** Start Given data **
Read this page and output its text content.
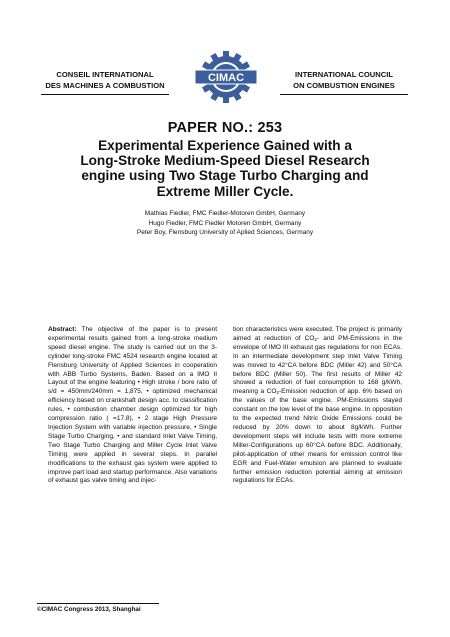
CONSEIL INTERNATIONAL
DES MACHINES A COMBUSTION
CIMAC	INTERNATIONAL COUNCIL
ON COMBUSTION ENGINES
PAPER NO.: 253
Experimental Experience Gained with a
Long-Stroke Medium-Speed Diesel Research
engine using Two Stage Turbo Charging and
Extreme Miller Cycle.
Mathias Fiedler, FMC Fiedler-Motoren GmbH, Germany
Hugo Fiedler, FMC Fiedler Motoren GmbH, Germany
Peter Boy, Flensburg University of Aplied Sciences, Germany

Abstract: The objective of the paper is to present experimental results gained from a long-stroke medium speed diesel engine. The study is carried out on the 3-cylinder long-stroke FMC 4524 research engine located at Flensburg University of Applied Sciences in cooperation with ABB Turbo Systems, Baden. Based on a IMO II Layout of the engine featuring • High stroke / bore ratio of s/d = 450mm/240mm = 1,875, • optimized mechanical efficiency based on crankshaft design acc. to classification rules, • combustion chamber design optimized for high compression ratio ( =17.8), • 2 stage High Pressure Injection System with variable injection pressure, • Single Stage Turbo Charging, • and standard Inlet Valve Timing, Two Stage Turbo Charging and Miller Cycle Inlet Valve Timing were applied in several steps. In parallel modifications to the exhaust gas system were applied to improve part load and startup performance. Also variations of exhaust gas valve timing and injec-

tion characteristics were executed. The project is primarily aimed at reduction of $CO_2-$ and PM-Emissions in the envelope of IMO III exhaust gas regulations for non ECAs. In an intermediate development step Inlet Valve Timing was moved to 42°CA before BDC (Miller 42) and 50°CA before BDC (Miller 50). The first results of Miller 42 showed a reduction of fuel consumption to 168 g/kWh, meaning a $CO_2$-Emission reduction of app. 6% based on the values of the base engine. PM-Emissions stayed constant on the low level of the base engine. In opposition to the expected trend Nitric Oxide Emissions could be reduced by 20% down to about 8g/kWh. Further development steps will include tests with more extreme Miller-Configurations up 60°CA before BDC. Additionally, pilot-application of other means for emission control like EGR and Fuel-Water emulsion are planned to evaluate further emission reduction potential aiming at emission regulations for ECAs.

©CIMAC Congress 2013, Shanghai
** End Given data **
- Task -
Leave out the pictures and print each record exactly as it stands.

- Answer to the exercise -
Read this page and output its text content.
CONSEIL INTERNATIONAL
DES MACHINES A COMBUSTION
CIMAC	INTERNATIONAL COUNCIL
ON COMBUSTION ENGINES
PAPER NO.: 253
Experimental Experience Gained with a
Long-Stroke Medium-Speed Diesel Research
engine using Two Stage Turbo Charging and
Extreme Miller Cycle.
Mathias Fiedler, FMC Fiedler-Motoren GmbH, Germany
Hugo Fiedler, FMC Fiedler Motoren GmbH, Germany
Peter Boy, Flensburg University of Aplied Sciences, Germany

Abstract: The objective of the paper is to present experimental results gained from a long-stroke medium speed diesel engine. The study is carried out on the 3-cylinder long-stroke FMC 4524 research engine located at Flensburg University of Applied Sciences in cooperation with ABB Turbo Systems, Baden. Based on a IMO II Layout of the engine featuring • High stroke / bore ratio of s/d = 450mm/240mm = 1,875, • optimized mechanical efficiency based on crankshaft design acc. to classification rules, • combustion chamber design optimized for high compression ratio ( =17.8), • 2 stage High Pressure Injection System with variable injection pressure, • Single Stage Turbo Charging, • and standard Inlet Valve Timing, Two Stage Turbo Charging and Miller Cycle Inlet Valve Timing were applied in several steps. In parallel modifications to the exhaust gas system were applied to improve part load and startup performance. Also variations of exhaust gas valve timing and injec-

tion characteristics were executed. The project is primarily aimed at reduction of $CO_2-$ and PM-Emissions in the envelope of IMO III exhaust gas regulations for non ECAs. In an intermediate development step Inlet Valve Timing was moved to 42°CA before BDC (Miller 42) and 50°CA before BDC (Miller 50). The first results of Miller 42 showed a reduction of fuel consumption to 168 g/kWh, meaning a $CO_2$-Emission reduction of app. 6% based on the values of the base engine. PM-Emissions stayed constant on the low level of the base engine. In opposition to the expected trend Nitric Oxide Emissions could be reduced by 20% down to about 8g/kWh. Further development steps will include tests with more extreme Miller-Configurations up 60°CA before BDC. Additionally, pilot-application of other means for emission control like EGR and Fuel-Water emulsion are planned to evaluate further emission reduction potential aiming at emission regulations for ECAs.

©CIMAC Congress 2013, Shanghai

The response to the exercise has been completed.